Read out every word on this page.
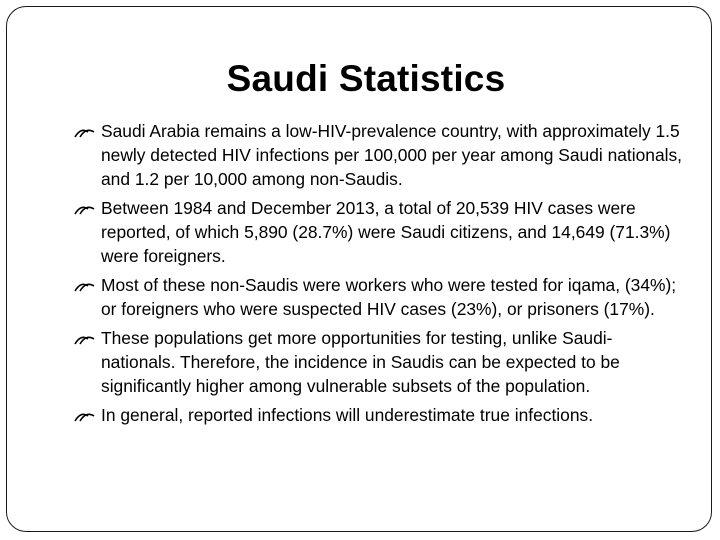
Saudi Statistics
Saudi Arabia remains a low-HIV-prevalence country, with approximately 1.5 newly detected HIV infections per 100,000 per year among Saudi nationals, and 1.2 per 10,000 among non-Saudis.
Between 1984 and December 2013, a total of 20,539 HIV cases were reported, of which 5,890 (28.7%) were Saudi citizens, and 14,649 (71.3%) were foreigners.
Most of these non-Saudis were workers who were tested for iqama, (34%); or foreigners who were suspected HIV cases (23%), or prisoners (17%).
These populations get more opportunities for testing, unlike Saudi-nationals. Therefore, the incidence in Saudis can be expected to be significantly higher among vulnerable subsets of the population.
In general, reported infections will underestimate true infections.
= = = = =
## [What to work on]
Transcribe the whole listing, character for character, but not its images.

## [Answer]
Read out every word on this page.
Saudi Statistics
Saudi Arabia remains a low-HIV-prevalence country, with approximately 1.5 newly detected HIV infections per 100,000 per year among Saudi nationals, and 1.2 per 10,000 among non-Saudis.
Between 1984 and December 2013, a total of 20,539 HIV cases were reported, of which 5,890 (28.7%) were Saudi citizens, and 14,649 (71.3%) were foreigners.
Most of these non-Saudis were workers who were tested for iqama, (34%); or foreigners who were suspected HIV cases (23%), or prisoners (17%).
These populations get more opportunities for testing, unlike Saudi-nationals. Therefore, the incidence in Saudis can be expected to be significantly higher among vulnerable subsets of the population.
In general, reported infections will underestimate true infections.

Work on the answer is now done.